## Extracted material
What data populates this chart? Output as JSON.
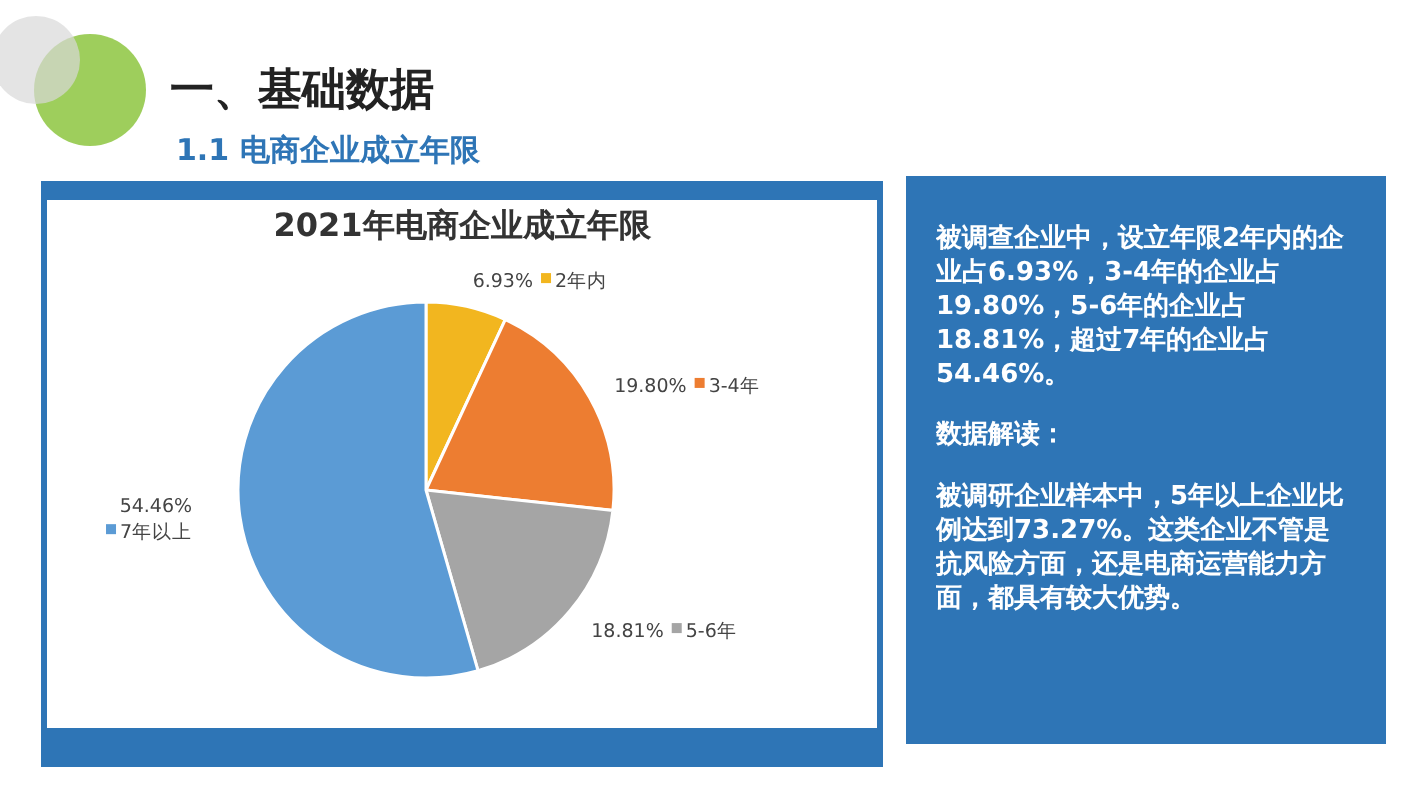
{
  "chart_data": [
    {
      "type": "pie",
      "title": "2021年电商企业成立年限",
      "annotations": [
        "一、基础数据",
        "1.1 电商企业成立年限"
      ],
      "categories": [
        "2年内",
        "3-4年",
        "5-6年",
        "7年以上"
      ],
      "values": [
        6.93,
        19.8,
        18.81,
        54.46
      ],
      "value_labels": [
        "6.93%",
        "19.80%",
        "18.81%",
        "54.46%"
      ],
      "colors": [
        "#f2b61f",
        "#ed7d31",
        "#a5a5a5",
        "#5b9bd5"
      ],
      "legend": "right"
    },
    {
      "type": "other",
      "annotations": [
        "被调查企业中，设立年限2年内的企业占6.93%，3-4年的企业占19.80%，5-6年的企业占18.81%，超过7年的企业占54.46%。",
        "数据解读：",
        "被调研企业样本中，5年以上企业比例达到73.27%。这类企业不管是抗风险方面，还是电商运营能力方面，都具有较大优势。"
      ]
    }
  ]
}
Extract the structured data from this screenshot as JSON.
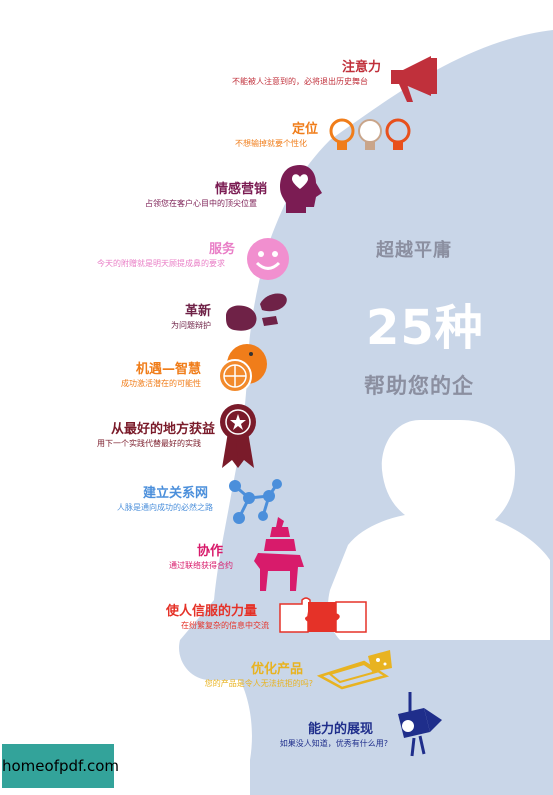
{
  "headline": {
    "line1": "超越平庸",
    "line2": "25种",
    "line3": "帮助您的企"
  },
  "watermark": "homeofpdf.com",
  "colors": {
    "head": "#c6d3e6",
    "red": "#c0303b",
    "orange": "#f07d1a",
    "purple": "#7b1c53",
    "pink": "#e97ec6",
    "plum": "#6f2247",
    "darkred": "#7a1b2a",
    "blue": "#4b8fdb",
    "magenta": "#d81b6b",
    "red2": "#e53228",
    "gold": "#e8b321",
    "navy": "#1f2e8b"
  },
  "items": [
    {
      "title": "注意力",
      "subtitle": "不能被人注意到的，必将退出历史舞台",
      "color": "#c0303b",
      "icon": "megaphone-icon"
    },
    {
      "title": "定位",
      "subtitle": "不想输掉就要个性化",
      "color": "#f07d1a",
      "icon": "lightbulbs-icon"
    },
    {
      "title": "情感营销",
      "subtitle": "占领您在客户心目中的顶尖位置",
      "color": "#7b1c53",
      "icon": "head-heart-icon"
    },
    {
      "title": "服务",
      "subtitle": "今天的附赠就是明天顾提成鼻的要求",
      "color": "#e97ec6",
      "icon": "smiley-icon"
    },
    {
      "title": "革新",
      "subtitle": "为问题辩护",
      "color": "#6f2247",
      "icon": "footprints-icon"
    },
    {
      "title": "机遇—智慧",
      "subtitle": "成功激活潜在的可能性",
      "color": "#f07d1a",
      "icon": "orange-icon"
    },
    {
      "title": "从最好的地方获益",
      "subtitle": "用下一个实践代替最好的实践",
      "color": "#7a1b2a",
      "icon": "award-ribbon-icon"
    },
    {
      "title": "建立关系网",
      "subtitle": "人脉是通向成功的必然之路",
      "color": "#4b8fdb",
      "icon": "network-icon"
    },
    {
      "title": "协作",
      "subtitle": "通过联络获得合约",
      "color": "#d81b6b",
      "icon": "animal-stack-icon"
    },
    {
      "title": "使人信服的力量",
      "subtitle": "在纷繁复杂的信息中交流",
      "color": "#e53228",
      "icon": "puzzle-icon"
    },
    {
      "title": "优化产品",
      "subtitle": "您的产品是令人无法抗拒的吗?",
      "color": "#e8b321",
      "icon": "mousetrap-icon"
    },
    {
      "title": "能力的展现",
      "subtitle": "如果没人知道，优秀有什么用?",
      "color": "#1f2e8b",
      "icon": "spotlight-icon"
    }
  ]
}
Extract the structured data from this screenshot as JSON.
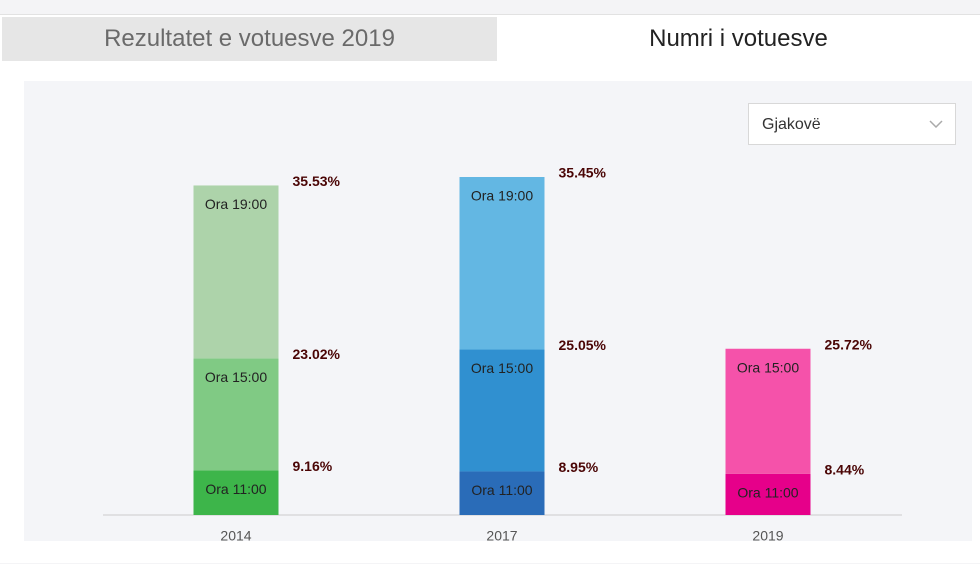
{
  "tabs": [
    "Rezultatet e votuesve 2019",
    "Numri i votuesve"
  ],
  "dropdown": "Gjakovë",
  "chart_data": {
    "type": "bar",
    "stacked": true,
    "categories": [
      "2014",
      "2017",
      "2019"
    ],
    "series": [
      {
        "name": "Ora 11:00",
        "colors": [
          "#3db54a",
          "#2a6cb8",
          "#e6008a"
        ],
        "values": [
          9.16,
          8.95,
          8.44
        ],
        "value_labels": [
          "9.16%",
          "8.95%",
          "8.44%"
        ]
      },
      {
        "name": "Ora 15:00",
        "colors": [
          "#80ca84",
          "#3090d0",
          "#f552aa"
        ],
        "values": [
          23.02,
          25.05,
          25.72
        ],
        "value_labels": [
          "23.02%",
          "25.05%",
          "25.72%"
        ]
      },
      {
        "name": "Ora 19:00",
        "colors": [
          "#add3aa",
          "#63b7e3",
          "#f552aa"
        ],
        "values": [
          35.53,
          35.45,
          null
        ],
        "value_labels": [
          "35.53%",
          "35.45%",
          null
        ]
      }
    ]
  }
}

## Directions for this task
None of the pictures should appear; repeat the records exactly otherwise.

## The answer
What data populates this chart? Output as JSON.
{
  "chart_data": [
    {
      "type": "pie",
      "title": "2021年电商企业成立年限",
      "annotations": [
        "一、基础数据",
        "1.1 电商企业成立年限"
      ],
      "categories": [
        "2年内",
        "3-4年",
        "5-6年",
        "7年以上"
      ],
      "values": [
        6.93,
        19.8,
        18.81,
        54.46
      ],
      "value_labels": [
        "6.93%",
        "19.80%",
        "18.81%",
        "54.46%"
      ],
      "colors": [
        "#f2b61f",
        "#ed7d31",
        "#a5a5a5",
        "#5b9bd5"
      ],
      "legend": "right"
    },
    {
      "type": "other",
      "annotations": [
        "被调查企业中，设立年限2年内的企业占6.93%，3-4年的企业占19.80%，5-6年的企业占18.81%，超过7年的企业占54.46%。",
        "数据解读：",
        "被调研企业样本中，5年以上企业比例达到73.27%。这类企业不管是抗风险方面，还是电商运营能力方面，都具有较大优势。"
      ]
    }
  ]
}
Extract the structured data from this screenshot as JSON.
{
  "headline": {
    "line1": "超越平庸",
    "line2": "25种",
    "line3": "帮助您的企"
  },
  "watermark": "homeofpdf.com",
  "colors": {
    "head": "#c6d3e6",
    "red": "#c0303b",
    "orange": "#f07d1a",
    "purple": "#7b1c53",
    "pink": "#e97ec6",
    "plum": "#6f2247",
    "darkred": "#7a1b2a",
    "blue": "#4b8fdb",
    "magenta": "#d81b6b",
    "red2": "#e53228",
    "gold": "#e8b321",
    "navy": "#1f2e8b"
  },
  "items": [
    {
      "title": "注意力",
      "subtitle": "不能被人注意到的，必将退出历史舞台",
      "color": "#c0303b",
      "icon": "megaphone-icon"
    },
    {
      "title": "定位",
      "subtitle": "不想输掉就要个性化",
      "color": "#f07d1a",
      "icon": "lightbulbs-icon"
    },
    {
      "title": "情感营销",
      "subtitle": "占领您在客户心目中的顶尖位置",
      "color": "#7b1c53",
      "icon": "head-heart-icon"
    },
    {
      "title": "服务",
      "subtitle": "今天的附赠就是明天顾提成鼻的要求",
      "color": "#e97ec6",
      "icon": "smiley-icon"
    },
    {
      "title": "革新",
      "subtitle": "为问题辩护",
      "color": "#6f2247",
      "icon": "footprints-icon"
    },
    {
      "title": "机遇—智慧",
      "subtitle": "成功激活潜在的可能性",
      "color": "#f07d1a",
      "icon": "orange-icon"
    },
    {
      "title": "从最好的地方获益",
      "subtitle": "用下一个实践代替最好的实践",
      "color": "#7a1b2a",
      "icon": "award-ribbon-icon"
    },
    {
      "title": "建立关系网",
      "subtitle": "人脉是通向成功的必然之路",
      "color": "#4b8fdb",
      "icon": "network-icon"
    },
    {
      "title": "协作",
      "subtitle": "通过联络获得合约",
      "color": "#d81b6b",
      "icon": "animal-stack-icon"
    },
    {
      "title": "使人信服的力量",
      "subtitle": "在纷繁复杂的信息中交流",
      "color": "#e53228",
      "icon": "puzzle-icon"
    },
    {
      "title": "优化产品",
      "subtitle": "您的产品是令人无法抗拒的吗?",
      "color": "#e8b321",
      "icon": "mousetrap-icon"
    },
    {
      "title": "能力的展现",
      "subtitle": "如果没人知道，优秀有什么用?",
      "color": "#1f2e8b",
      "icon": "spotlight-icon"
    }
  ]
}
Extract the structured data from this screenshot as JSON.
{
  "tabs": [
    "Rezultatet e votuesve 2019",
    "Numri i votuesve"
  ],
  "dropdown": "Gjakovë",
  "chart_data": {
    "type": "bar",
    "stacked": true,
    "categories": [
      "2014",
      "2017",
      "2019"
    ],
    "series": [
      {
        "name": "Ora 11:00",
        "colors": [
          "#3db54a",
          "#2a6cb8",
          "#e6008a"
        ],
        "values": [
          9.16,
          8.95,
          8.44
        ],
        "value_labels": [
          "9.16%",
          "8.95%",
          "8.44%"
        ]
      },
      {
        "name": "Ora 15:00",
        "colors": [
          "#80ca84",
          "#3090d0",
          "#f552aa"
        ],
        "values": [
          23.02,
          25.05,
          25.72
        ],
        "value_labels": [
          "23.02%",
          "25.05%",
          "25.72%"
        ]
      },
      {
        "name": "Ora 19:00",
        "colors": [
          "#add3aa",
          "#63b7e3",
          "#f552aa"
        ],
        "values": [
          35.53,
          35.45,
          null
        ],
        "value_labels": [
          "35.53%",
          "35.45%",
          null
        ]
      }
    ]
  }
}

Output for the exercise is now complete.